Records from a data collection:
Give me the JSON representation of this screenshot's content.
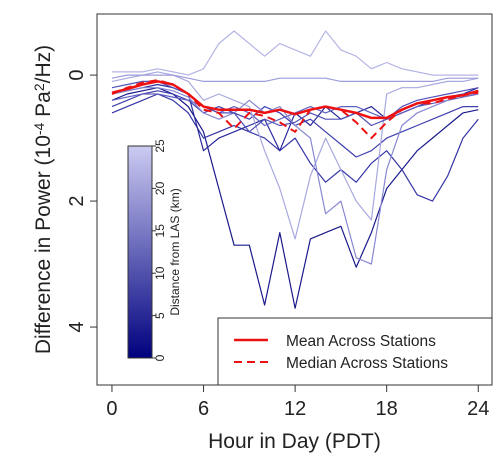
{
  "chart_data": {
    "type": "line",
    "xlabel": "Hour in Day (PDT)",
    "ylabel_parts": [
      "Difference in Power (10",
      "-4",
      " Pa",
      "2",
      "/Hz)"
    ],
    "x": [
      0,
      1,
      2,
      3,
      4,
      5,
      6,
      7,
      8,
      9,
      10,
      11,
      12,
      13,
      14,
      15,
      16,
      17,
      18,
      19,
      20,
      21,
      22,
      23,
      24
    ],
    "xlim": [
      -0.98,
      24.9
    ],
    "xticks": [
      0,
      6,
      12,
      18,
      24
    ],
    "ylim": [
      -0.97,
      4.92
    ],
    "yticks": [
      0,
      2,
      4
    ],
    "y_inverted": true,
    "series": [
      {
        "color": "#1a1a8c",
        "values": [
          0.4,
          0.3,
          0.25,
          0.2,
          0.3,
          0.5,
          0.9,
          1.8,
          2.7,
          2.7,
          3.65,
          2.5,
          3.7,
          2.6,
          2.5,
          2.4,
          3.05,
          2.5,
          1.8,
          1.5,
          1.2,
          1.0,
          0.8,
          0.6,
          0.55
        ]
      },
      {
        "color": "#3535a6",
        "values": [
          0.6,
          0.5,
          0.4,
          0.3,
          0.4,
          0.6,
          1.0,
          0.9,
          0.8,
          0.9,
          1.0,
          1.2,
          1.0,
          1.4,
          1.7,
          1.5,
          1.7,
          1.4,
          1.2,
          1.5,
          1.9,
          2.0,
          1.6,
          1.0,
          0.7
        ]
      },
      {
        "color": "#2a2a9c",
        "values": [
          0.3,
          0.25,
          0.2,
          0.15,
          0.2,
          0.3,
          1.2,
          1.0,
          0.9,
          0.8,
          0.7,
          1.2,
          0.6,
          0.8,
          0.5,
          0.7,
          0.6,
          0.5,
          0.7,
          0.6,
          0.5,
          0.4,
          0.35,
          0.3,
          0.2
        ]
      },
      {
        "color": "#4040b0",
        "values": [
          0.5,
          0.4,
          0.3,
          0.25,
          0.3,
          0.4,
          0.6,
          0.5,
          0.6,
          0.7,
          0.5,
          0.6,
          0.8,
          0.7,
          0.9,
          1.1,
          1.3,
          1.2,
          1.0,
          0.9,
          0.8,
          0.7,
          0.6,
          0.5,
          0.5
        ]
      },
      {
        "color": "#6060c0",
        "values": [
          0.4,
          0.35,
          0.3,
          0.3,
          0.35,
          0.4,
          0.5,
          0.6,
          0.5,
          0.6,
          0.8,
          0.7,
          0.6,
          0.5,
          0.6,
          0.5,
          0.5,
          0.6,
          0.7,
          0.6,
          0.5,
          0.45,
          0.4,
          0.35,
          0.3
        ]
      },
      {
        "color": "#a8a8e0",
        "values": [
          0.1,
          0.05,
          0,
          -0.05,
          0,
          0.1,
          0.4,
          0.3,
          0.4,
          0.5,
          1.2,
          1.8,
          2.6,
          1.6,
          1.0,
          1.5,
          2.0,
          2.3,
          0.3,
          0.2,
          0.2,
          0.15,
          0.1,
          0.1,
          0.05
        ]
      },
      {
        "color": "#b4b4e6",
        "values": [
          -0.05,
          -0.05,
          -0.05,
          -0.1,
          -0.05,
          0,
          -0.1,
          -0.5,
          -0.7,
          -0.5,
          -0.3,
          -0.5,
          -0.4,
          -0.3,
          -0.7,
          -0.4,
          -0.3,
          -0.1,
          -0.2,
          -0.1,
          -0.05,
          0,
          0,
          0,
          0
        ]
      },
      {
        "color": "#9c9cdc",
        "values": [
          0.05,
          0,
          0,
          0,
          0,
          0.05,
          0.1,
          0.1,
          0.1,
          0.1,
          0.1,
          0.05,
          0.05,
          0.05,
          0.05,
          0.1,
          0.1,
          0.1,
          0.1,
          0.1,
          0.1,
          0.1,
          0.05,
          0.05,
          0.05
        ]
      },
      {
        "color": "#8888d2",
        "values": [
          0.3,
          0.25,
          0.2,
          0.2,
          0.25,
          0.35,
          0.6,
          0.7,
          0.6,
          0.4,
          0.6,
          0.5,
          0.8,
          1.0,
          2.2,
          2.0,
          2.9,
          3.0,
          1.5,
          0.8,
          0.6,
          0.5,
          0.4,
          0.3,
          0.3
        ]
      },
      {
        "color": "#5050b8",
        "values": [
          0.2,
          0.15,
          0.1,
          0.1,
          0.2,
          0.3,
          0.5,
          0.6,
          0.6,
          0.9,
          0.7,
          0.8,
          0.75,
          0.6,
          0.7,
          0.7,
          0.6,
          0.8,
          0.7,
          0.5,
          0.4,
          0.35,
          0.3,
          0.25,
          0.2
        ]
      },
      {
        "name": "Mean Across Stations",
        "color": "#ee1111",
        "dash": false,
        "width": 2.5,
        "values": [
          0.28,
          0.22,
          0.15,
          0.1,
          0.15,
          0.3,
          0.5,
          0.55,
          0.55,
          0.55,
          0.6,
          0.55,
          0.62,
          0.55,
          0.5,
          0.55,
          0.6,
          0.68,
          0.68,
          0.55,
          0.45,
          0.4,
          0.35,
          0.32,
          0.25
        ]
      },
      {
        "name": "Median Across Stations",
        "color": "#ee1111",
        "dash": true,
        "width": 2,
        "values": [
          0.3,
          0.2,
          0.12,
          0.08,
          0.15,
          0.3,
          0.55,
          0.6,
          0.85,
          0.6,
          0.65,
          0.75,
          0.9,
          0.55,
          0.5,
          0.55,
          0.75,
          1.0,
          0.75,
          0.55,
          0.45,
          0.45,
          0.38,
          0.32,
          0.28
        ]
      }
    ],
    "colorbar": {
      "label": "Distance from LAS (km)",
      "lim": [
        0,
        25
      ],
      "ticks": [
        0,
        5,
        10,
        15,
        20,
        25
      ],
      "colors": [
        "#00007f",
        "#cbcbf2"
      ]
    }
  }
}
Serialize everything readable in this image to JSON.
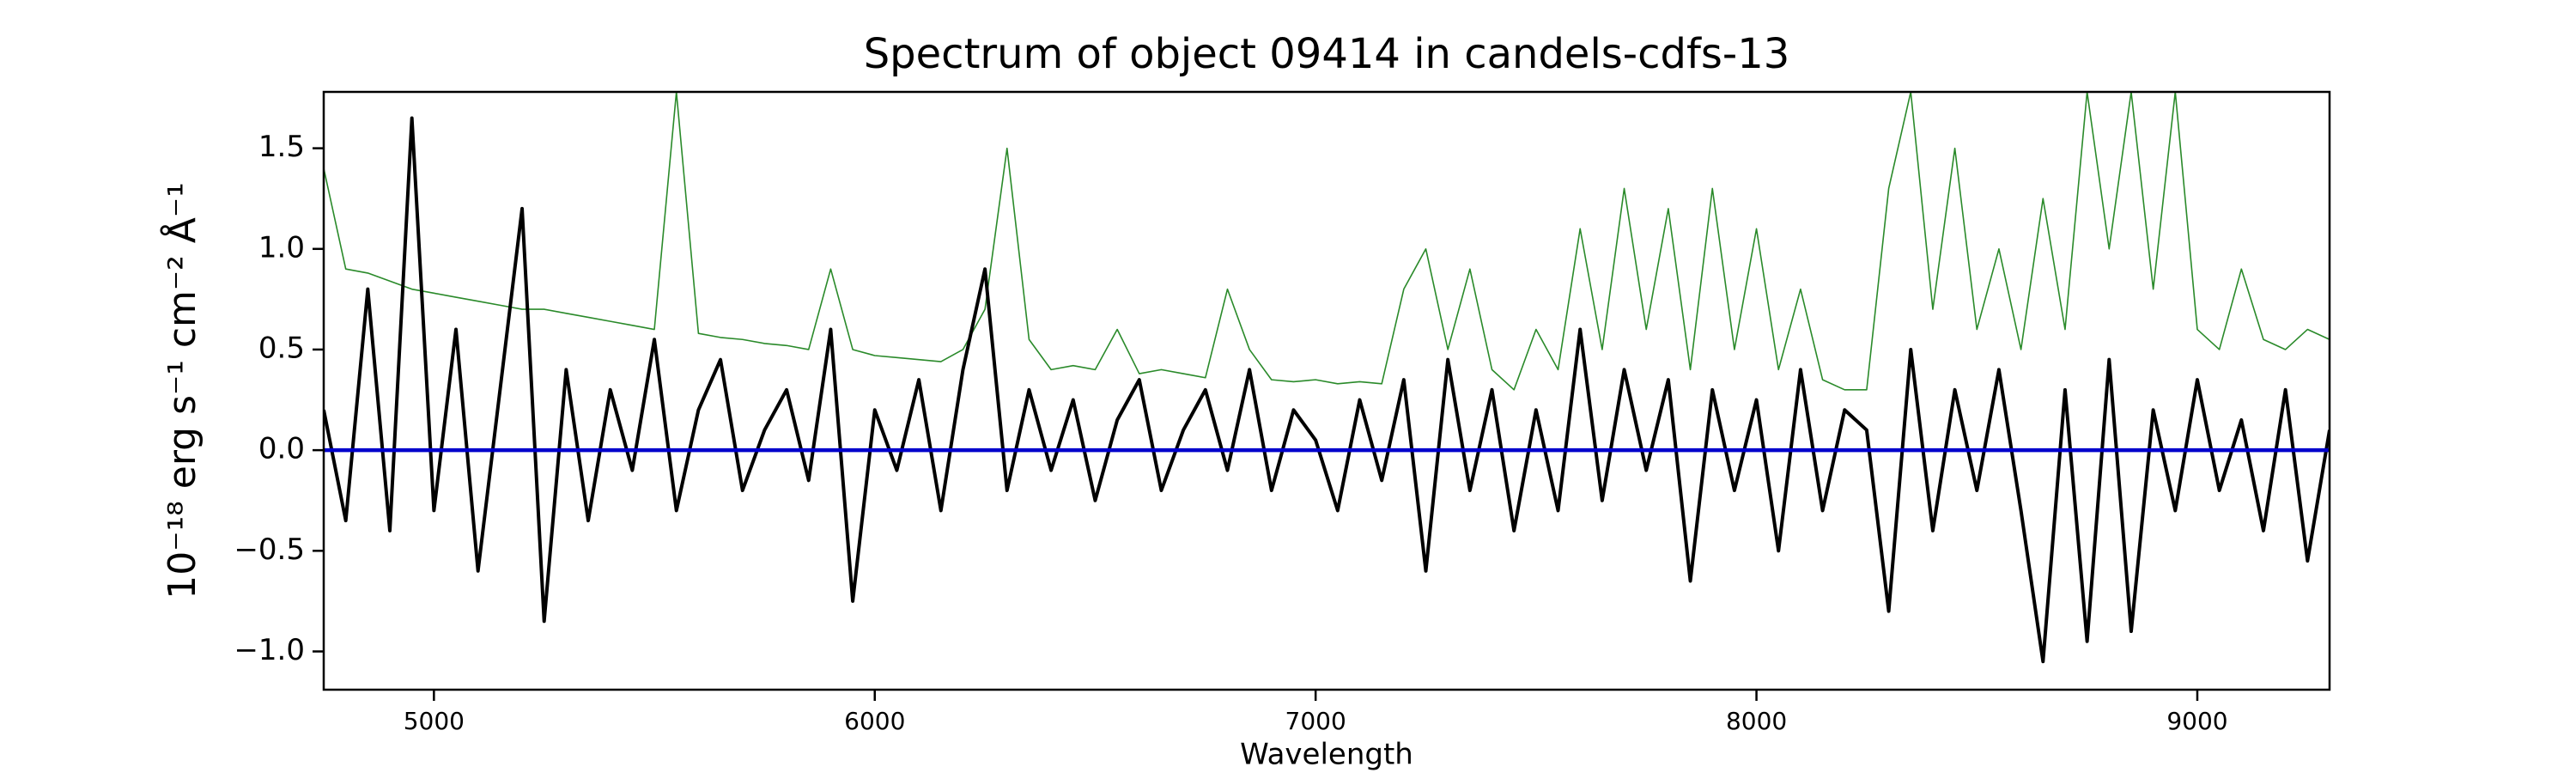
{
  "chart_data": {
    "type": "line",
    "title": "Spectrum of object 09414 in candels-cdfs-13",
    "xlabel": "Wavelength",
    "ylabel": "10⁻¹⁸ erg s⁻¹ cm⁻² Å⁻¹",
    "x": [
      4750,
      4800,
      4850,
      4900,
      4950,
      5000,
      5050,
      5100,
      5150,
      5200,
      5250,
      5300,
      5350,
      5400,
      5450,
      5500,
      5550,
      5600,
      5650,
      5700,
      5750,
      5800,
      5850,
      5900,
      5950,
      6000,
      6050,
      6100,
      6150,
      6200,
      6250,
      6300,
      6350,
      6400,
      6450,
      6500,
      6550,
      6600,
      6650,
      6700,
      6750,
      6800,
      6850,
      6900,
      6950,
      7000,
      7050,
      7100,
      7150,
      7200,
      7250,
      7300,
      7350,
      7400,
      7450,
      7500,
      7550,
      7600,
      7650,
      7700,
      7750,
      7800,
      7850,
      7900,
      7950,
      8000,
      8050,
      8100,
      8150,
      8200,
      8250,
      8300,
      8350,
      8400,
      8450,
      8500,
      8550,
      8600,
      8650,
      8700,
      8750,
      8800,
      8850,
      8900,
      8950,
      9000,
      9050,
      9100,
      9150,
      9200,
      9250,
      9300
    ],
    "series": [
      {
        "color": "#2a8a2a",
        "width": 1.6,
        "values": [
          1.4,
          0.9,
          0.88,
          0.84,
          0.8,
          0.78,
          0.76,
          0.74,
          0.72,
          0.7,
          0.7,
          0.68,
          0.66,
          0.64,
          0.62,
          0.6,
          1.78,
          0.58,
          0.56,
          0.55,
          0.53,
          0.52,
          0.5,
          0.9,
          0.5,
          0.47,
          0.46,
          0.45,
          0.44,
          0.5,
          0.7,
          1.5,
          0.55,
          0.4,
          0.42,
          0.4,
          0.6,
          0.38,
          0.4,
          0.38,
          0.36,
          0.8,
          0.5,
          0.35,
          0.34,
          0.35,
          0.33,
          0.34,
          0.33,
          0.8,
          1.0,
          0.5,
          0.9,
          0.4,
          0.3,
          0.6,
          0.4,
          1.1,
          0.5,
          1.3,
          0.6,
          1.2,
          0.4,
          1.3,
          0.5,
          1.1,
          0.4,
          0.8,
          0.35,
          0.3,
          0.3,
          1.3,
          1.78,
          0.7,
          1.5,
          0.6,
          1.0,
          0.5,
          1.25,
          0.6,
          1.78,
          1.0,
          1.78,
          0.8,
          1.78,
          0.6,
          0.5,
          0.9,
          0.55,
          0.5,
          0.6,
          0.55
        ]
      },
      {
        "color": "#000000",
        "width": 4,
        "values": [
          0.2,
          -0.35,
          0.8,
          -0.4,
          1.65,
          -0.3,
          0.6,
          -0.6,
          0.3,
          1.2,
          -0.85,
          0.4,
          -0.35,
          0.3,
          -0.1,
          0.55,
          -0.3,
          0.2,
          0.45,
          -0.2,
          0.1,
          0.3,
          -0.15,
          0.6,
          -0.75,
          0.2,
          -0.1,
          0.35,
          -0.3,
          0.4,
          0.9,
          -0.2,
          0.3,
          -0.1,
          0.25,
          -0.25,
          0.15,
          0.35,
          -0.2,
          0.1,
          0.3,
          -0.1,
          0.4,
          -0.2,
          0.2,
          0.05,
          -0.3,
          0.25,
          -0.15,
          0.35,
          -0.6,
          0.45,
          -0.2,
          0.3,
          -0.4,
          0.2,
          -0.3,
          0.6,
          -0.25,
          0.4,
          -0.1,
          0.35,
          -0.65,
          0.3,
          -0.2,
          0.25,
          -0.5,
          0.4,
          -0.3,
          0.2,
          0.1,
          -0.8,
          0.5,
          -0.4,
          0.3,
          -0.2,
          0.4,
          -0.3,
          -1.05,
          0.3,
          -0.95,
          0.45,
          -0.9,
          0.2,
          -0.3,
          0.35,
          -0.2,
          0.15,
          -0.4,
          0.3,
          -0.55,
          0.1
        ]
      },
      {
        "color": "#0000cc",
        "width": 4.5,
        "values": [
          0,
          0,
          0,
          0,
          0,
          0,
          0,
          0,
          0,
          0,
          0,
          0,
          0,
          0,
          0,
          0,
          0,
          0,
          0,
          0,
          0,
          0,
          0,
          0,
          0,
          0,
          0,
          0,
          0,
          0,
          0,
          0,
          0,
          0,
          0,
          0,
          0,
          0,
          0,
          0,
          0,
          0,
          0,
          0,
          0,
          0,
          0,
          0,
          0,
          0,
          0,
          0,
          0,
          0,
          0,
          0,
          0,
          0,
          0,
          0,
          0,
          0,
          0,
          0,
          0,
          0,
          0,
          0,
          0,
          0,
          0,
          0,
          0,
          0,
          0,
          0,
          0,
          0,
          0,
          0,
          0,
          0,
          0,
          0,
          0,
          0,
          0,
          0,
          0,
          0,
          0,
          0
        ]
      }
    ],
    "xlim": [
      4750,
      9300
    ],
    "xticks": [
      5000,
      6000,
      7000,
      8000,
      9000
    ],
    "ylim": [
      -1.19,
      1.78
    ],
    "yticks": [
      {
        "value": -1,
        "label": "−1.0"
      },
      {
        "value": -0.5,
        "label": "−0.5"
      },
      {
        "value": 0,
        "label": "0.0"
      },
      {
        "value": 0.5,
        "label": "0.5"
      },
      {
        "value": 1,
        "label": "1.0"
      },
      {
        "value": 1.5,
        "label": "1.5"
      }
    ],
    "grid": false
  }
}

> _Problem_
Pick out each line above that includes "name" and show it.

> _Output of the task_
        "name": "Mean Across Stations",
        "name": "Median Across Stations",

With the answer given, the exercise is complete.